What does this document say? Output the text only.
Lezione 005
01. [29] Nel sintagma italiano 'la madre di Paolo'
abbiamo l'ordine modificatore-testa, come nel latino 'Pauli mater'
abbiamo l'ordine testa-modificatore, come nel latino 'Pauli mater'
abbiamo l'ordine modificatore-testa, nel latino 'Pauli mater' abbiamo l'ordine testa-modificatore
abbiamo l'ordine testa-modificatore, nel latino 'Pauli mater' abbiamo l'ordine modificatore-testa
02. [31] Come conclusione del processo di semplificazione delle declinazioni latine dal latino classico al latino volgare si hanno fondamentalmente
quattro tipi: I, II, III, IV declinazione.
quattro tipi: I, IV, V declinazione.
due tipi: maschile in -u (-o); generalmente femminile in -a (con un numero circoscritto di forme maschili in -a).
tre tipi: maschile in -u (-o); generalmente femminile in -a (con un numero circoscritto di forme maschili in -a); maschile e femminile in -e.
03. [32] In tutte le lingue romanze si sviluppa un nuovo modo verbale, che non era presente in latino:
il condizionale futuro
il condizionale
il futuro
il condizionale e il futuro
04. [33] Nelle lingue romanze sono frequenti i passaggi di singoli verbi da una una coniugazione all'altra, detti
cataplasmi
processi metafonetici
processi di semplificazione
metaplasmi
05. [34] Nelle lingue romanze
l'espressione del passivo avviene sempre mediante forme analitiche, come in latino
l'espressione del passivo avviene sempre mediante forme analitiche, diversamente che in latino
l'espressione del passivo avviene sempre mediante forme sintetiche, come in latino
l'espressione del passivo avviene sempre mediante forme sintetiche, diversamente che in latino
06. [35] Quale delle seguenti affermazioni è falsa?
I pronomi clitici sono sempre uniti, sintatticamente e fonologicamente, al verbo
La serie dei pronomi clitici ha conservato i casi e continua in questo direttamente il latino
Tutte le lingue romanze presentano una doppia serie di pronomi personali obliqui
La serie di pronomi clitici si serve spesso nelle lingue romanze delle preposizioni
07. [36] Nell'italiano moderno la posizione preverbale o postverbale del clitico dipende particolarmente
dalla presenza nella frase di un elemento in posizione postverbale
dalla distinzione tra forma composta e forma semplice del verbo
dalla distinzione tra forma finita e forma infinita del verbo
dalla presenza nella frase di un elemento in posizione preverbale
---
Return only the number of lines in the entries that contain the string "condizionale".

Result of this task: 3